**REQUEST:** Review the lines that follow and copy each one that contains the word "Queries".

Figure collection entries:
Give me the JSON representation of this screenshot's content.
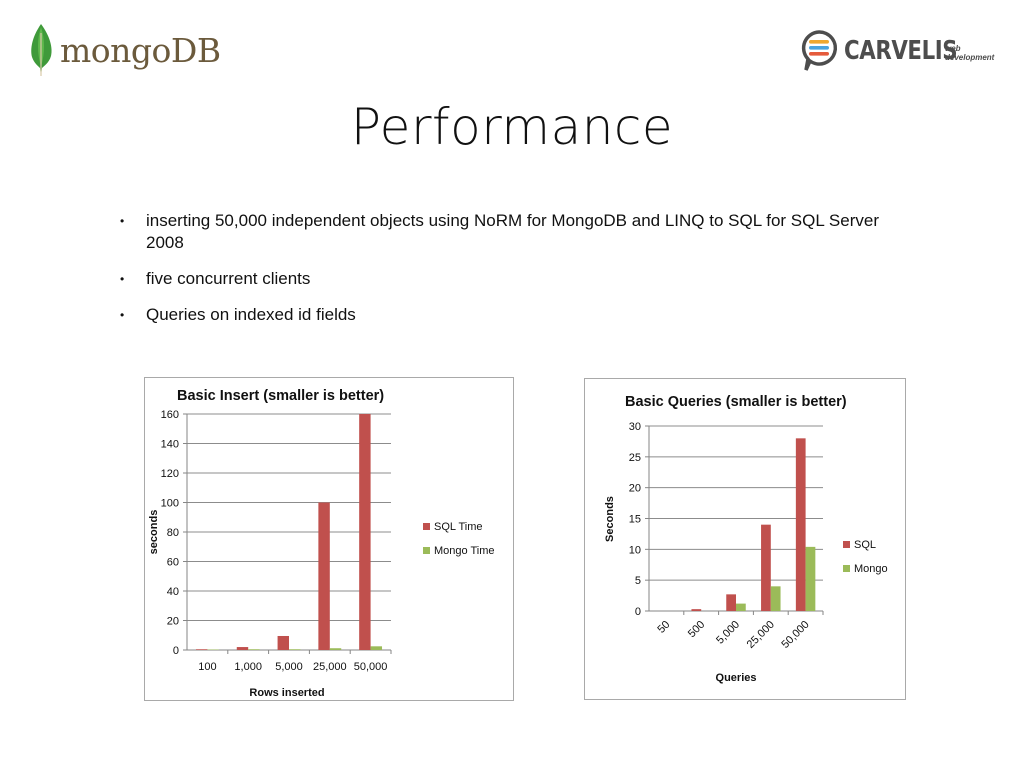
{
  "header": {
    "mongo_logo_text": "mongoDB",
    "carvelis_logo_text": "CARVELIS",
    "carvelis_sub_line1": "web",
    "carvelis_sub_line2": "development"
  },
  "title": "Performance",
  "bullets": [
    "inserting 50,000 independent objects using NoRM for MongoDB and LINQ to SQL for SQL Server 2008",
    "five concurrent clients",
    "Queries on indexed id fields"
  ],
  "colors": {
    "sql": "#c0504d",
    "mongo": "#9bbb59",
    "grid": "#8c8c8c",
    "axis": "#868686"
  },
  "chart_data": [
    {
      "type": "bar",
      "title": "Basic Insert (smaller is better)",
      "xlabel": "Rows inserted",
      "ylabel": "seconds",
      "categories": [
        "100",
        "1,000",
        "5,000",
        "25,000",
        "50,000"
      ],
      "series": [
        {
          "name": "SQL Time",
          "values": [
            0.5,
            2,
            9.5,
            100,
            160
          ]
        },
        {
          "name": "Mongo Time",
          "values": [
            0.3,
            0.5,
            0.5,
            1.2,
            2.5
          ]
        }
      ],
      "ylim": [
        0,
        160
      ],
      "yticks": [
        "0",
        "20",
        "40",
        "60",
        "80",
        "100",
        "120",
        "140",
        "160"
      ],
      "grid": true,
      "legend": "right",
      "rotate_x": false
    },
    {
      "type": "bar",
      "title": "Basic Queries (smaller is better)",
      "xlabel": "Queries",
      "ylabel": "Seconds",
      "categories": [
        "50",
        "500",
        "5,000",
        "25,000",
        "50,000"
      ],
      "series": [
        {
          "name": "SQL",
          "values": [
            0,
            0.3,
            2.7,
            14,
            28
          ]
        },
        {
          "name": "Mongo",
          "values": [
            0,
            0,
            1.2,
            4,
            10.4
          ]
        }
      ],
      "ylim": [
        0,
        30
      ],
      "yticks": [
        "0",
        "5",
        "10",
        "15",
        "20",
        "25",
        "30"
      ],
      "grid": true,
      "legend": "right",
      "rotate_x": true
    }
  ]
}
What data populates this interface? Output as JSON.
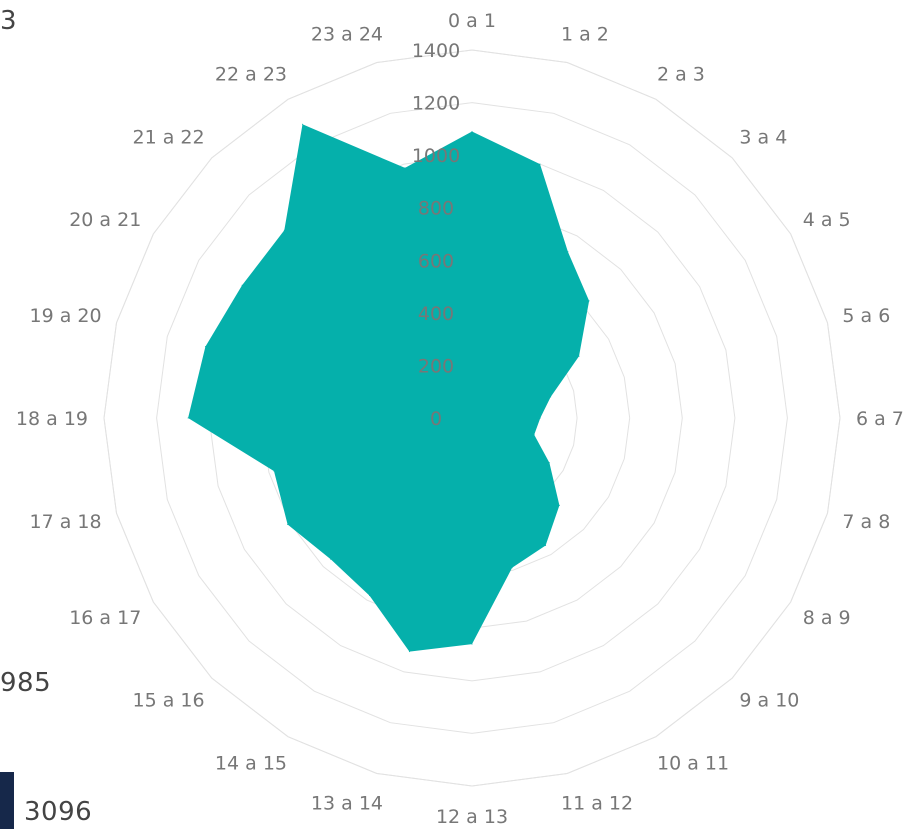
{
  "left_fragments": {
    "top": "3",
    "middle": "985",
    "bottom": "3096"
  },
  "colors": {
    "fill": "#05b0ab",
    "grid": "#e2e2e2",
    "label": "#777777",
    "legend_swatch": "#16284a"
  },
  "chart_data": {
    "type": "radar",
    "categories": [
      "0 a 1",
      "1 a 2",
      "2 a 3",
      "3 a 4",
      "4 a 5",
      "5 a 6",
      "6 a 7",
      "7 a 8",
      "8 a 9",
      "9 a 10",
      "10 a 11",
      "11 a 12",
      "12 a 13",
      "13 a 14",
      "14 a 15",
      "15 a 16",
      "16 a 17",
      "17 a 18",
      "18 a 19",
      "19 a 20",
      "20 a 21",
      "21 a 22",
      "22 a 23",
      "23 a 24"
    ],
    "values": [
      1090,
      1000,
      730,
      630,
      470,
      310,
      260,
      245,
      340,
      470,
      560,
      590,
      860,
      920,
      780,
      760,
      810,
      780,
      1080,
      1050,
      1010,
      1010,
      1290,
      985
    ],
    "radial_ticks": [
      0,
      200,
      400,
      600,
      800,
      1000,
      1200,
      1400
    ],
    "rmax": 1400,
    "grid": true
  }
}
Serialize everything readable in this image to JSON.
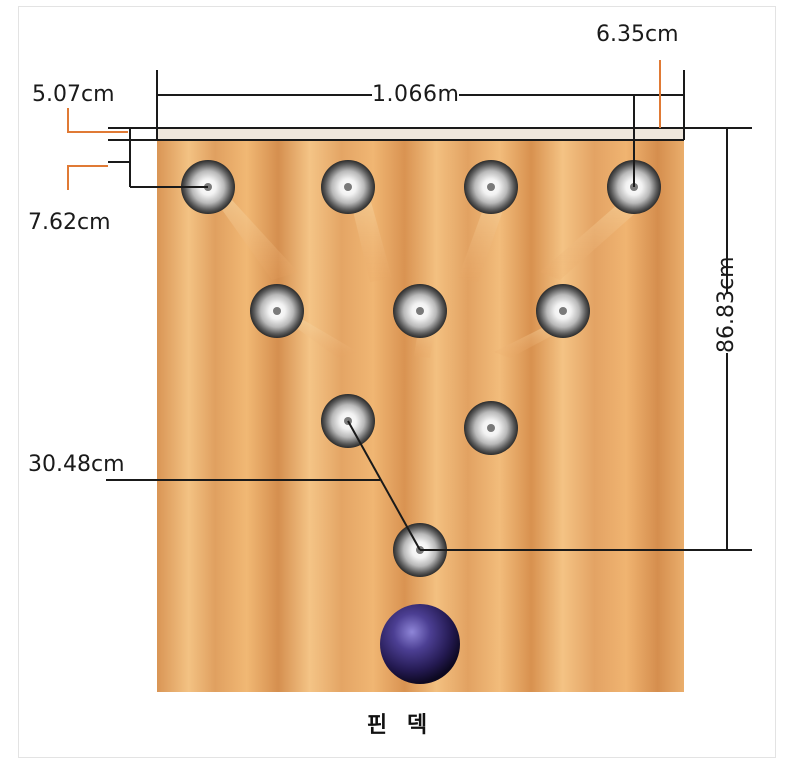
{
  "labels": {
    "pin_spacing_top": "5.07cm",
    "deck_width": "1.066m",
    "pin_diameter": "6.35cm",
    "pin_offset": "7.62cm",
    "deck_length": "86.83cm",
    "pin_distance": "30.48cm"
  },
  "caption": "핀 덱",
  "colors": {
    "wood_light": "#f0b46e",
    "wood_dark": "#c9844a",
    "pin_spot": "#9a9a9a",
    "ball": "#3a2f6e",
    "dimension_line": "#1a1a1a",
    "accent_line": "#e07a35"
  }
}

**FULL RESPONSE:**
    "Queries on indexed id fields"
      "title": "Basic Queries (smaller is better)",
      "xlabel": "Queries",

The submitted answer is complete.